### [Source]
Project

# ANALYST : EM compatibility ANALYsis & Statistical Techniques in aeronautics

Goal: In the context of Electric Wiring Interconnection System (EWIS), the installation directives and specifications are generally provided by airframers to suppliers. They comply with recent certification specification and implicitly guarantee the reliability of the system. These specifications are coming from a long term experience in aeronautical industry. However, the applied good practice design and installation rules suffer from fast technological evolution in aeronautical industry (lightweight composite materials, generalization of electrification of functions on board aircraft, etc.) and industry evolution itself (development cycle, productivity, reduction of the number of physical prototypes, etc.).

These rules concern the allocation of cables in bundles (segregation in routes depending on criticity of electrical functions), the relative geometry of routes of bundles (spacing and height between routes...), the size of bundles, the cable function and loads. Those rules depend on the airframer and generally on the aircraft.

### [Written problem 1]
In the entries from the start through the line with "mortgage-note: Op basis", rename "chart-ytick-label" to "y-axis-label" and give those lines back with nothing else changed.
The entries have no connection to the aeronautics project text.

### [Input]
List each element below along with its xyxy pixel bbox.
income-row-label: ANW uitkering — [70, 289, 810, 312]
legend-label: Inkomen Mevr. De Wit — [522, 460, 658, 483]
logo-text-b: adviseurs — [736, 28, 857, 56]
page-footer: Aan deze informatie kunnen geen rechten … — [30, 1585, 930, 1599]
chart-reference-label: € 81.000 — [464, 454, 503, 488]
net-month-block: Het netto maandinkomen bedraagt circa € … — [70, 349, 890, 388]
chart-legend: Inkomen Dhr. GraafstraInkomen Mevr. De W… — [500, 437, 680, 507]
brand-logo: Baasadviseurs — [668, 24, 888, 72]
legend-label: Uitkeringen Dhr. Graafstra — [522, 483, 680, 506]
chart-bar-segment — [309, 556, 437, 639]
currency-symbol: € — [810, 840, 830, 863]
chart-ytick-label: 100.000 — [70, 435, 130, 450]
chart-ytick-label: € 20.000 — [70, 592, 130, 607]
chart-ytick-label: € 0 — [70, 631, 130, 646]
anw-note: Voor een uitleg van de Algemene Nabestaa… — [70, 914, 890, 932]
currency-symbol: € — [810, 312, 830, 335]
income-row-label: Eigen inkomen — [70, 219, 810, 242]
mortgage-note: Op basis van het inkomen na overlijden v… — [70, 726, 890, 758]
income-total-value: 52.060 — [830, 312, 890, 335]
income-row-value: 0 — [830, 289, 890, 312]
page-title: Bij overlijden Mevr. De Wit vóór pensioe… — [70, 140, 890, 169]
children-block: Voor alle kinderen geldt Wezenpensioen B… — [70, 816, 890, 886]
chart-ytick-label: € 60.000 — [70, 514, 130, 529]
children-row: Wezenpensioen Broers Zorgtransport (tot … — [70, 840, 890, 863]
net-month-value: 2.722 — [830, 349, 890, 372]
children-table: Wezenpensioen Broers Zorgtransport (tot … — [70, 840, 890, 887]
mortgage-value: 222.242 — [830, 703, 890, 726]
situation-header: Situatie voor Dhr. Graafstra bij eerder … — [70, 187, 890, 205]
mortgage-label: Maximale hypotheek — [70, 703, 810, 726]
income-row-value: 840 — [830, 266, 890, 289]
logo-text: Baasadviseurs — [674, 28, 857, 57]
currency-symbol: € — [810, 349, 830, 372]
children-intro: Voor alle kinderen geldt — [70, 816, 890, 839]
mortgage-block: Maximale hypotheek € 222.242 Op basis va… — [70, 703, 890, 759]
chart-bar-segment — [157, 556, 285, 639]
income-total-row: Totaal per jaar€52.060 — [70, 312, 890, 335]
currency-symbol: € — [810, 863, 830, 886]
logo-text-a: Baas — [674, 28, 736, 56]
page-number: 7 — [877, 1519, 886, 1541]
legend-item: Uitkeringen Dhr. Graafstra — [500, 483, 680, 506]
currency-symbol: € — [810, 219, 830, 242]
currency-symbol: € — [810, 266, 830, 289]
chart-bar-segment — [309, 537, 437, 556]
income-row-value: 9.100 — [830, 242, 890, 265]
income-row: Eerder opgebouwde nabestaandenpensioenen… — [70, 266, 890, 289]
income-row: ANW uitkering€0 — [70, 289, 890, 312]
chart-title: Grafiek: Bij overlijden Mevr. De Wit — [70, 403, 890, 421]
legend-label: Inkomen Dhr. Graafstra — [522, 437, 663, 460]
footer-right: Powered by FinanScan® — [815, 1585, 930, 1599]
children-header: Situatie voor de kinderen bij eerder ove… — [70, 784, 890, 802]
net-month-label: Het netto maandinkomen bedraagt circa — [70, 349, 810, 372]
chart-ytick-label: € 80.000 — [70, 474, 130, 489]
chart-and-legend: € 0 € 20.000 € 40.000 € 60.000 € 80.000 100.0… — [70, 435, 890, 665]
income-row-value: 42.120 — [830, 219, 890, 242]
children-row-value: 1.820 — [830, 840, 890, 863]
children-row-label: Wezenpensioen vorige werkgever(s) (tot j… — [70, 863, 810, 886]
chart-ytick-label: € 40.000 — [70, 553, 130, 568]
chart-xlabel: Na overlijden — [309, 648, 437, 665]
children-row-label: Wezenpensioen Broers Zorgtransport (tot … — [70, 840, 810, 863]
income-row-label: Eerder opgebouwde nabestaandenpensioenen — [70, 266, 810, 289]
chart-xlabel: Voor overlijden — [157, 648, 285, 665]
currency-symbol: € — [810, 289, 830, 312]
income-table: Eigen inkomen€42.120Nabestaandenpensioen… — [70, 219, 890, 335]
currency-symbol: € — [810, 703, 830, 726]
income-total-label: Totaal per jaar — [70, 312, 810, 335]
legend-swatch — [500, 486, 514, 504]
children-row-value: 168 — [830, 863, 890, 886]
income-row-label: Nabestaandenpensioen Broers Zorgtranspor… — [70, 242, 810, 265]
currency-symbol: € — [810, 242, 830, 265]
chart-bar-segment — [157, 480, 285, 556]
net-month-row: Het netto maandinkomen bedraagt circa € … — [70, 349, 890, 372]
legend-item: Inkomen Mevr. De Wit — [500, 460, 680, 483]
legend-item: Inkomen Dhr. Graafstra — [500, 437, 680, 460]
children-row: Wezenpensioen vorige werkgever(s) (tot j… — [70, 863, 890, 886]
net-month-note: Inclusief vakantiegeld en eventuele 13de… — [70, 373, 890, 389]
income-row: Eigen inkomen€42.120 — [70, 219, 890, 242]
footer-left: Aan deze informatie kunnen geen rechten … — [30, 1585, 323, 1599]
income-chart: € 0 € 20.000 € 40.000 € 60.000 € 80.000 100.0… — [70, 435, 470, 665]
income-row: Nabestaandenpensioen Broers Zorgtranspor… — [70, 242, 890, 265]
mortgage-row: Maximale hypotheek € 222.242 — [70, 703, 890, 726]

### [Written problem 2]
Write out the aeronautics project text from "# ANALYST : EM" to "physical prototypes, etc.).".

### [Complete output 1]
List each element below along with its xyxy pixel bbox.
income-row-label: ANW uitkering — [70, 289, 810, 312]
legend-label: Inkomen Mevr. De Wit — [522, 460, 658, 483]
logo-text-b: adviseurs — [736, 28, 857, 56]
page-footer: Aan deze informatie kunnen geen rechten … — [30, 1585, 930, 1599]
chart-reference-label: € 81.000 — [464, 454, 503, 488]
net-month-block: Het netto maandinkomen bedraagt circa € … — [70, 349, 890, 388]
chart-legend: Inkomen Dhr. GraafstraInkomen Mevr. De W… — [500, 437, 680, 507]
brand-logo: Baasadviseurs — [668, 24, 888, 72]
legend-label: Uitkeringen Dhr. Graafstra — [522, 483, 680, 506]
chart-bar-segment — [309, 556, 437, 639]
currency-symbol: € — [810, 840, 830, 863]
y-axis-label: 100.000 — [70, 435, 130, 450]
y-axis-label: € 20.000 — [70, 592, 130, 607]
y-axis-label: € 0 — [70, 631, 130, 646]
anw-note: Voor een uitleg van de Algemene Nabestaa… — [70, 914, 890, 932]
currency-symbol: € — [810, 312, 830, 335]
income-row-label: Eigen inkomen — [70, 219, 810, 242]
mortgage-note: Op basis van het inkomen na overlijden v… — [70, 726, 890, 758]

### [Complete output 2]
# ANALYST : EM compatibility ANALYsis & Statistical Techniques in aeronautics

Goal: In the context of Electric Wiring Interconnection System (EWIS), the installation directives and specifications are generally provided by airframers to suppliers. They comply with recent certification specification and implicitly guarantee the reliability of the system. These specifications are coming from a long term experience in aeronautical industry. However, the applied good practice design and installation rules suffer from fast technological evolution in aeronautical industry (lightweight composite materials, generalization of electrification of functions on board aircraft, etc.) and industry evolution itself (development cycle, productivity, reduction of the number of physical prototypes, etc.).